[start Dataset records]

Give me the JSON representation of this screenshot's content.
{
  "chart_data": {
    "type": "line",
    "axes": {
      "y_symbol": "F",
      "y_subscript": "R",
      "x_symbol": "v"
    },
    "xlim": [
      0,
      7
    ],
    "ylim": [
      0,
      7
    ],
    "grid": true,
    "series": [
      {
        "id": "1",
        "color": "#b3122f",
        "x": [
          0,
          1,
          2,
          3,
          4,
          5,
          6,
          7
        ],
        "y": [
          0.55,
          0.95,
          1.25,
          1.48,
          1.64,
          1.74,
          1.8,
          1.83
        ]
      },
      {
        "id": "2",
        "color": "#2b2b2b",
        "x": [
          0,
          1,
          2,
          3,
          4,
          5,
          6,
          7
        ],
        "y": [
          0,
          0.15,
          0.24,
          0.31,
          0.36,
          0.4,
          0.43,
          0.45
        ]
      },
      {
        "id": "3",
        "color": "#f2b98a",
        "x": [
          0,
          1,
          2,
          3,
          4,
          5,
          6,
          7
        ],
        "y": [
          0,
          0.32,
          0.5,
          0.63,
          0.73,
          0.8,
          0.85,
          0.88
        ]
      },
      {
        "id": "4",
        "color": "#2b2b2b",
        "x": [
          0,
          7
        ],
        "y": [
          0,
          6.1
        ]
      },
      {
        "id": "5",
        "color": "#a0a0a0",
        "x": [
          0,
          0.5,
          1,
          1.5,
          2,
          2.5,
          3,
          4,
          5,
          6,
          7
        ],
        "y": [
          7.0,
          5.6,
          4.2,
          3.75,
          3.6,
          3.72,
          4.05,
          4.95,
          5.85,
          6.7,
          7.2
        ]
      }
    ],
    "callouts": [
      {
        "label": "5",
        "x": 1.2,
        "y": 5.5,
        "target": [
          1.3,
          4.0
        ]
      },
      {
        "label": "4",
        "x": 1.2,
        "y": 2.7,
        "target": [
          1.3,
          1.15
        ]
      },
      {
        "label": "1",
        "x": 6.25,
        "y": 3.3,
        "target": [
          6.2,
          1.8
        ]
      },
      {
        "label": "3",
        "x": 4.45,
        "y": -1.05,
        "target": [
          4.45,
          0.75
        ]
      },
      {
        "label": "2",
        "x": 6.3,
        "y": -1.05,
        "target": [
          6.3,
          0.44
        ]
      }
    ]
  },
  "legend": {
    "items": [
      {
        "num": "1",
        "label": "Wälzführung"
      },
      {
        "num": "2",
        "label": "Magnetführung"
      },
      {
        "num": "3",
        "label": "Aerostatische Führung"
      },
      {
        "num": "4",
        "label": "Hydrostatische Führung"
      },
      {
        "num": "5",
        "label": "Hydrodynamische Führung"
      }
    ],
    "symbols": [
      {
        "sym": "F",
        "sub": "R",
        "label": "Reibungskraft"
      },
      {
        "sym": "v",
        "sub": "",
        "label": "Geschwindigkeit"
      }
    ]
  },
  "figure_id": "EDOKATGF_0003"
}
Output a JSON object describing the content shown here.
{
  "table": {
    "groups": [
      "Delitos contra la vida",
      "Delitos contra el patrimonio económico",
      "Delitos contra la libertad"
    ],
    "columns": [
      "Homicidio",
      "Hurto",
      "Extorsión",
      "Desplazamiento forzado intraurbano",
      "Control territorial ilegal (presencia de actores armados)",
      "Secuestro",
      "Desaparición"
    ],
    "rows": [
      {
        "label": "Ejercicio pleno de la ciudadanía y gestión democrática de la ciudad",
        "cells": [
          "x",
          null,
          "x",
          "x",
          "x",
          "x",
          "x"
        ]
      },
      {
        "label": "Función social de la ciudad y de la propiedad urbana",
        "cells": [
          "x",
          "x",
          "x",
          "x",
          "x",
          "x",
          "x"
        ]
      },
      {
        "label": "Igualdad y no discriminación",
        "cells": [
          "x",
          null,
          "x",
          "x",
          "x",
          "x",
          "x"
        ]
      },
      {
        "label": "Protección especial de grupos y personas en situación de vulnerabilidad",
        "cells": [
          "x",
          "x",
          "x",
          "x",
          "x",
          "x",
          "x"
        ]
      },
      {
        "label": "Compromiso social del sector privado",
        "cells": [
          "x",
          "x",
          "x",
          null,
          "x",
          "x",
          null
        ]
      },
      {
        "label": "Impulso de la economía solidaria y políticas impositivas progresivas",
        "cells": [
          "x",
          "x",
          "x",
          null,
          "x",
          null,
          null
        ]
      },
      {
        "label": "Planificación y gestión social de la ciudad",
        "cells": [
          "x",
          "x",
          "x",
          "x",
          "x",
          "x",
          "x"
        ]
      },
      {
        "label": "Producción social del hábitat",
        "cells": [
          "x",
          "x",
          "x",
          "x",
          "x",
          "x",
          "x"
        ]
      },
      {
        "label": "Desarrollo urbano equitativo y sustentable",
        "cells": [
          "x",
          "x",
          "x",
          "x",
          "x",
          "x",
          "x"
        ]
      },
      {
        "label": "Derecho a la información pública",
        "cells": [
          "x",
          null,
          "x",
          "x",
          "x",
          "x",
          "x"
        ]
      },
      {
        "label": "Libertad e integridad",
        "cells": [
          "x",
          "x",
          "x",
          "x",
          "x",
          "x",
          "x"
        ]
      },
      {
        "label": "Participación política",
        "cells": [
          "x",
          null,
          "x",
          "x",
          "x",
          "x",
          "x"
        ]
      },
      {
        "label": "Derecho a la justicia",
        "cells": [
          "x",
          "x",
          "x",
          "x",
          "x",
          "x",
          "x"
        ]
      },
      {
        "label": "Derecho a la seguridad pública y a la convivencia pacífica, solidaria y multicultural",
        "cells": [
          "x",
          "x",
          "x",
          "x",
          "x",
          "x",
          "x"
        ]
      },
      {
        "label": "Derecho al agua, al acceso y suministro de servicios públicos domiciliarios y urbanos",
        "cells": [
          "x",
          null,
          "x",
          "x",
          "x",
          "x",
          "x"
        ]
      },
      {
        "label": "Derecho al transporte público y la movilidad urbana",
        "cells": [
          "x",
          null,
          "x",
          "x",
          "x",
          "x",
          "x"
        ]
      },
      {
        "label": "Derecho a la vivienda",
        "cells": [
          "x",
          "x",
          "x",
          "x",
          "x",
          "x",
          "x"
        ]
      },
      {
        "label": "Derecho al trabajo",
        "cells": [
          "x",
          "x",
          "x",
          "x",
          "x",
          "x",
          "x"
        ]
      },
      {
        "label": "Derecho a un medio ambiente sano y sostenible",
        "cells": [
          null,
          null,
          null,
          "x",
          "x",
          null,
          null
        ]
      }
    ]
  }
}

[end Dataset records]

§ **Task**: Above are the records; copy every line in them that holds the word "contra".

§ **Complete answer**:
      "Delitos contra la vida",
      "Delitos contra el patrimonio económico",
      "Delitos contra la libertad"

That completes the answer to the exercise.